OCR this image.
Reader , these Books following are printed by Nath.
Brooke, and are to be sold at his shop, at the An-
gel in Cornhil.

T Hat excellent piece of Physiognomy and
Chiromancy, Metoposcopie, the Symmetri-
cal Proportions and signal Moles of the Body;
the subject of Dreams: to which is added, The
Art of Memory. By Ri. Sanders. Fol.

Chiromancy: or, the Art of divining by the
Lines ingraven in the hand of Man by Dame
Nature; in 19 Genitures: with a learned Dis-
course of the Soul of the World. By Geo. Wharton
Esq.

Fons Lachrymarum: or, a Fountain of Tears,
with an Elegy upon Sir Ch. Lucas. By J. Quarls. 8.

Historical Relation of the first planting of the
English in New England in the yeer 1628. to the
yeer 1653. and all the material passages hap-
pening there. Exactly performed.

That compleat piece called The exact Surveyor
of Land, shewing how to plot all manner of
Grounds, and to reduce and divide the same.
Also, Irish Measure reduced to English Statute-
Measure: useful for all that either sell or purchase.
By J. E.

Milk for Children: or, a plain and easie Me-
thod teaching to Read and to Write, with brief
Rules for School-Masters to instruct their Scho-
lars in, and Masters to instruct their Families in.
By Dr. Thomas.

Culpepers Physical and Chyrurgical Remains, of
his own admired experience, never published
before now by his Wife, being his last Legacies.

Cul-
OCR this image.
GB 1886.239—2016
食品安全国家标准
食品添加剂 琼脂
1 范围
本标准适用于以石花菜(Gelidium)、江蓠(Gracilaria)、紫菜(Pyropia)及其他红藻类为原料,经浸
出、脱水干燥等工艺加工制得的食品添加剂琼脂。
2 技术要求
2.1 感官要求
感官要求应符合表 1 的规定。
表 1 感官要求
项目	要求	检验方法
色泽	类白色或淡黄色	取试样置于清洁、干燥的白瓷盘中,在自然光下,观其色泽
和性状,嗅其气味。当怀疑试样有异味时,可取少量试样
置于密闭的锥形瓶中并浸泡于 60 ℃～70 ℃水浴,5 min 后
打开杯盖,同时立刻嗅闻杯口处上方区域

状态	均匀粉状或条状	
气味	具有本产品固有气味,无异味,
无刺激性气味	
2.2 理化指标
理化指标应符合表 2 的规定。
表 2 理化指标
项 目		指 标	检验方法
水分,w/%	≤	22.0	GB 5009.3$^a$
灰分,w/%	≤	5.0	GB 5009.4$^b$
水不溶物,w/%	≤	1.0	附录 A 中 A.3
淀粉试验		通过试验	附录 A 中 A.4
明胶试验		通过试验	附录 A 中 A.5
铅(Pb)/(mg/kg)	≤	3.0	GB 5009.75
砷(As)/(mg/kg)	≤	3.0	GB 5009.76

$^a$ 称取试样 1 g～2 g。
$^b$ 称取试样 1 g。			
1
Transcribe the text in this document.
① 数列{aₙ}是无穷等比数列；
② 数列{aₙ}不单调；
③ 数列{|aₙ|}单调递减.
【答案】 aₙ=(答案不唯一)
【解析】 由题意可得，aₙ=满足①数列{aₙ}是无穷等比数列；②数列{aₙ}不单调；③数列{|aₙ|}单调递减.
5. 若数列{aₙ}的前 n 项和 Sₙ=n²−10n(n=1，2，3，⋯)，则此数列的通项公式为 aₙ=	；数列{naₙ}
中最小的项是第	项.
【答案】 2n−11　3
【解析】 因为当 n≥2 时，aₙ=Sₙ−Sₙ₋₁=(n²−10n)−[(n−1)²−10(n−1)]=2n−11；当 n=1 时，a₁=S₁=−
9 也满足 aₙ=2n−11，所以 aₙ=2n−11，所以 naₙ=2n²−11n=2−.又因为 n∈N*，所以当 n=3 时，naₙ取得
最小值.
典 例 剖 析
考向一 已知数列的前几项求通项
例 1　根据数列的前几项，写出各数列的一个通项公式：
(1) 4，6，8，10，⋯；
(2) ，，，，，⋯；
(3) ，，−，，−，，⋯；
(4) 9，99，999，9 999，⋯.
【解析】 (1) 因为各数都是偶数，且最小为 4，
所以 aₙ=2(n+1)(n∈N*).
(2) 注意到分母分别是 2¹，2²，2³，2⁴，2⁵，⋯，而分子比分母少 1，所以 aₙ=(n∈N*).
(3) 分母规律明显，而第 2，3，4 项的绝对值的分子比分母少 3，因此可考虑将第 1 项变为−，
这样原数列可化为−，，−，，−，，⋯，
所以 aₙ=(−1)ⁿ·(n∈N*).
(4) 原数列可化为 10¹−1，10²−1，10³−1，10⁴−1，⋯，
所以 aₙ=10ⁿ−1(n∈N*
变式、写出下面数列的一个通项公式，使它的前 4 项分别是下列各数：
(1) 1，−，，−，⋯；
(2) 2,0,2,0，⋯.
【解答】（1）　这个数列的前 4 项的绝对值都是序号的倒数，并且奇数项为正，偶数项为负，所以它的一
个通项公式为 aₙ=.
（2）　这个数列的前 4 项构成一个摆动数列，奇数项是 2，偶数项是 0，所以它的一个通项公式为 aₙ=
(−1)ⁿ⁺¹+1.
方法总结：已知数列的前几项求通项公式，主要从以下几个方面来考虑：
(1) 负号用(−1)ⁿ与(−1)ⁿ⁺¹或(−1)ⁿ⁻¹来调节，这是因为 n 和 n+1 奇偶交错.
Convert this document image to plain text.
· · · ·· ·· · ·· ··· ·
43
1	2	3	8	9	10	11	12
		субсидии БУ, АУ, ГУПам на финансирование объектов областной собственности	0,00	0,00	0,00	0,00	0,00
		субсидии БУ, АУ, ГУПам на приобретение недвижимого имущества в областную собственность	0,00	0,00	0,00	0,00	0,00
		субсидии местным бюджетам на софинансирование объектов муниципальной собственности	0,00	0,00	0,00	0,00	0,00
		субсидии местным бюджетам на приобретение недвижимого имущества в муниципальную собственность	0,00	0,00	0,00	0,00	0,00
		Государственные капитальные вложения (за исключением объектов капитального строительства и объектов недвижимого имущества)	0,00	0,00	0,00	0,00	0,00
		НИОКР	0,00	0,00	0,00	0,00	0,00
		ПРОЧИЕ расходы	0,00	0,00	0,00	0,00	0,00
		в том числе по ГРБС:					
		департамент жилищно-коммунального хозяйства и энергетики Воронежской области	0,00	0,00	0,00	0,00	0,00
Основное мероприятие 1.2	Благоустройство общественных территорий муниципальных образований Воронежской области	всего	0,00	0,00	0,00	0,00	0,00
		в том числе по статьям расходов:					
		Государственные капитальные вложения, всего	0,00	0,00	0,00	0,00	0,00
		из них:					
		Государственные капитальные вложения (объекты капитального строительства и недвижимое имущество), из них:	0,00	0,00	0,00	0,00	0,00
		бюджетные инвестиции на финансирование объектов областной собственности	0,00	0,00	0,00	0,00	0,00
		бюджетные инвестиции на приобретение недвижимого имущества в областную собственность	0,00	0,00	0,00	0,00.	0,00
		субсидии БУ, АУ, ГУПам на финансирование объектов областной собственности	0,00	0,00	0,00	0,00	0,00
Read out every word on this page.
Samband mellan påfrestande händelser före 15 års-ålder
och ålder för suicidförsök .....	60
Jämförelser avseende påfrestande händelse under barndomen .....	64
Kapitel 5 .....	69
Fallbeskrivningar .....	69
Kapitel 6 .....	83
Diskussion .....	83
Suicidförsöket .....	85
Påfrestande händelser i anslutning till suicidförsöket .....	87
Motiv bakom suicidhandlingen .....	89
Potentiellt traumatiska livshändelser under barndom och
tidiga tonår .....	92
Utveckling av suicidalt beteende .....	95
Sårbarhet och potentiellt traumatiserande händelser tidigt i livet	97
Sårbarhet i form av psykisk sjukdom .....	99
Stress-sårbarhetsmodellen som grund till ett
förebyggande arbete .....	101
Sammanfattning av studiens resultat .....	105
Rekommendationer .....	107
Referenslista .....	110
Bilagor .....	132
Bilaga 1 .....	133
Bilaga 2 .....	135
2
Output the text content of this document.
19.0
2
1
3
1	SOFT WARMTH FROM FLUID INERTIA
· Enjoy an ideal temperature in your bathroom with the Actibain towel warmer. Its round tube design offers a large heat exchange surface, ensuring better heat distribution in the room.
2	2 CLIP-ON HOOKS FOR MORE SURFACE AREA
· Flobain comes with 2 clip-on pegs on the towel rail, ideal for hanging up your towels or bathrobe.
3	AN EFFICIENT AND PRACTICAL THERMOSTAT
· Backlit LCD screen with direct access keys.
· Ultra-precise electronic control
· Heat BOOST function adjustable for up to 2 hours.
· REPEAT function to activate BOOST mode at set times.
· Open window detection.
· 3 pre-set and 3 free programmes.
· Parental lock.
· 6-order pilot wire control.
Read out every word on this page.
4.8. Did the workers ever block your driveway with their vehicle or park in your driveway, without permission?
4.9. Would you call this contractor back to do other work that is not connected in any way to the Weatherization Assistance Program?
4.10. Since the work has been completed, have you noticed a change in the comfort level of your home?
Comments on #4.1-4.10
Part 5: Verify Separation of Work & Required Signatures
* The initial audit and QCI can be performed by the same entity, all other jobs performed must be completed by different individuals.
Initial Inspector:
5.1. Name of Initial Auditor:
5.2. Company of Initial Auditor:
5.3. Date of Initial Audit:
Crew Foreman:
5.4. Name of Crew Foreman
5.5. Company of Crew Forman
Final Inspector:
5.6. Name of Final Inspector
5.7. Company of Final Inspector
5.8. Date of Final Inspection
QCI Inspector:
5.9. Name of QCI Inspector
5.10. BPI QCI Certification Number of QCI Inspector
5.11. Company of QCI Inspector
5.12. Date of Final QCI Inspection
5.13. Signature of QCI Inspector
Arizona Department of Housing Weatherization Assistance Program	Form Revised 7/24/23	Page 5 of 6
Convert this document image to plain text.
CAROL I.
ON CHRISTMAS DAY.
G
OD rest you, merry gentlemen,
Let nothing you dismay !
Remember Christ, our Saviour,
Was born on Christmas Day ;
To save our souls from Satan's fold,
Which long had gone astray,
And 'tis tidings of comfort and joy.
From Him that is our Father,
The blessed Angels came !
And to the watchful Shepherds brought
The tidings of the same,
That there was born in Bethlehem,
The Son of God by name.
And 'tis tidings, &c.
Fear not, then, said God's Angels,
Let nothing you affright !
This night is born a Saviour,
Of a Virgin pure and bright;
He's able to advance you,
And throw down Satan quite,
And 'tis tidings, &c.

———

Copy each line from the records above that includes the string "piece".

> [Exercise solution]:
T Hat excellent piece of Physiognomy and
That compleat piece called The exact Surveyor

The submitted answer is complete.